### The request:
What is needed is the run of lines from the one with "Type out the text in this image." through the close of the data, set down exactly.

Start of Stored rows

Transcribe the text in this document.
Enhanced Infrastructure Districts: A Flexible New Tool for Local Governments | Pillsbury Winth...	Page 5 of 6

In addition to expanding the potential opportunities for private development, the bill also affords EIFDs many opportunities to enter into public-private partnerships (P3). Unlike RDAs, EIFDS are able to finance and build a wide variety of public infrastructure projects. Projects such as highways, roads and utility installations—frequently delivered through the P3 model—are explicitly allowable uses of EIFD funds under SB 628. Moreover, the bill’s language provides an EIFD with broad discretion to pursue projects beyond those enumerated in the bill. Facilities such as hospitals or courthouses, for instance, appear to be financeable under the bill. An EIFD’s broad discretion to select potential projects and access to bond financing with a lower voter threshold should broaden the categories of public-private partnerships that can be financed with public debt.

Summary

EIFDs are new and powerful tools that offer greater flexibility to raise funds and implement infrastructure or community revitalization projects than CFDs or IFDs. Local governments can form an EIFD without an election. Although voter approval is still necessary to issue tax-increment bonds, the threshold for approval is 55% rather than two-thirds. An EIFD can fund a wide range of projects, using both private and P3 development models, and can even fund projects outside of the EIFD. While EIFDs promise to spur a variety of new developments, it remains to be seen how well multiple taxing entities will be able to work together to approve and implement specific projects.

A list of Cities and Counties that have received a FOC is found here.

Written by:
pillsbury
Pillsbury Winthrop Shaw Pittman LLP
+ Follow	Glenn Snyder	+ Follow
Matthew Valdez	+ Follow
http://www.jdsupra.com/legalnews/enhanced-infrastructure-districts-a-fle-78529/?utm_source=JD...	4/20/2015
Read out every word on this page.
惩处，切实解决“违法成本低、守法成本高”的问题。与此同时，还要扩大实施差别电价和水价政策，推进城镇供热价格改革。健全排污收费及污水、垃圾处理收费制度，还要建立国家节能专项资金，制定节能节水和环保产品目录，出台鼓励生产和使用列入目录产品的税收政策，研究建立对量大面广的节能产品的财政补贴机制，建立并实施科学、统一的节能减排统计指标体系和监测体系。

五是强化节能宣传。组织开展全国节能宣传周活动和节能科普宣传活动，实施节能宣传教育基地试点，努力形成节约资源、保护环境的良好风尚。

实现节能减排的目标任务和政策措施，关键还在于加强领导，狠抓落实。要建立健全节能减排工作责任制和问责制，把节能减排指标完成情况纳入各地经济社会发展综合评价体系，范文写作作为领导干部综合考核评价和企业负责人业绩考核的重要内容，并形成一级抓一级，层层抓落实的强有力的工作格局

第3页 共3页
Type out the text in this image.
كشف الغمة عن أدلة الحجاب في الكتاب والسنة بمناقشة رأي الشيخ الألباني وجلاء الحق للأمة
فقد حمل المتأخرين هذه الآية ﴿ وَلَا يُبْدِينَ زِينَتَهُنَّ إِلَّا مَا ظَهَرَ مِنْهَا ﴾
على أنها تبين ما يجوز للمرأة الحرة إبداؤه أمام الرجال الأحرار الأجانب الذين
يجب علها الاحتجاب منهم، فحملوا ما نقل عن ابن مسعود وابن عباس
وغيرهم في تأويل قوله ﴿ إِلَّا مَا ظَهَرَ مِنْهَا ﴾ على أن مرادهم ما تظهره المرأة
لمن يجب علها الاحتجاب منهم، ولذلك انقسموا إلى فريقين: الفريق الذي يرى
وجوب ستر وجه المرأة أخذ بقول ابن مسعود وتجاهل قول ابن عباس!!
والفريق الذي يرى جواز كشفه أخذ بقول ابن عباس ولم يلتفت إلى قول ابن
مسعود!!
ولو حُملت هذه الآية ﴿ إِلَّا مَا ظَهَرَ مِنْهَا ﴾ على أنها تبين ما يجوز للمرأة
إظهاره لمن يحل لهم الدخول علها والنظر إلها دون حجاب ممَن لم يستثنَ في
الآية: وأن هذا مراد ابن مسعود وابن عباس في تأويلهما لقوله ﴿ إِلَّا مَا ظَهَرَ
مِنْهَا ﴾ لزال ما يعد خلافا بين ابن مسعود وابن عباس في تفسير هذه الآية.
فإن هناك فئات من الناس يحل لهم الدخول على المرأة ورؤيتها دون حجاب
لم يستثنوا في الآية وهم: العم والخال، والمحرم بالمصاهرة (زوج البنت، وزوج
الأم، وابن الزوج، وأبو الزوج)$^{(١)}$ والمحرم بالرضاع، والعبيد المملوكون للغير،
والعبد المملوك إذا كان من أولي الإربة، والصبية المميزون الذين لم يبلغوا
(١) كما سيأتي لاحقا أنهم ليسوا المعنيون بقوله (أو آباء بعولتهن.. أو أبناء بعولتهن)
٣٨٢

End of Stored rows

### Task response:
Type out the text in this image.
كشف الغمة عن أدلة الحجاب في الكتاب والسنة بمناقشة رأي الشيخ الألباني وجلاء الحق للأمة
فقد حمل المتأخرين هذه الآية ﴿ وَلَا يُبْدِينَ زِينَتَهُنَّ إِلَّا مَا ظَهَرَ مِنْهَا ﴾
على أنها تبين ما يجوز للمرأة الحرة إبداؤه أمام الرجال الأحرار الأجانب الذين
يجب علها الاحتجاب منهم، فحملوا ما نقل عن ابن مسعود وابن عباس
وغيرهم في تأويل قوله ﴿ إِلَّا مَا ظَهَرَ مِنْهَا ﴾ على أن مرادهم ما تظهره المرأة
لمن يجب علها الاحتجاب منهم، ولذلك انقسموا إلى فريقين: الفريق الذي يرى
وجوب ستر وجه المرأة أخذ بقول ابن مسعود وتجاهل قول ابن عباس!!
والفريق الذي يرى جواز كشفه أخذ بقول ابن عباس ولم يلتفت إلى قول ابن
مسعود!!
ولو حُملت هذه الآية ﴿ إِلَّا مَا ظَهَرَ مِنْهَا ﴾ على أنها تبين ما يجوز للمرأة
إظهاره لمن يحل لهم الدخول علها والنظر إلها دون حجاب ممَن لم يستثنَ في
الآية: وأن هذا مراد ابن مسعود وابن عباس في تأويلهما لقوله ﴿ إِلَّا مَا ظَهَرَ
مِنْهَا ﴾ لزال ما يعد خلافا بين ابن مسعود وابن عباس في تفسير هذه الآية.
فإن هناك فئات من الناس يحل لهم الدخول على المرأة ورؤيتها دون حجاب
لم يستثنوا في الآية وهم: العم والخال، والمحرم بالمصاهرة (زوج البنت، وزوج
الأم، وابن الزوج، وأبو الزوج)$^{(١)}$ والمحرم بالرضاع، والعبيد المملوكون للغير،
والعبد المملوك إذا كان من أولي الإربة، والصبية المميزون الذين لم يبلغوا
(١) كما سيأتي لاحقا أنهم ليسوا المعنيون بقوله (أو آباء بعولتهن.. أو أبناء بعولتهن)
٣٨٢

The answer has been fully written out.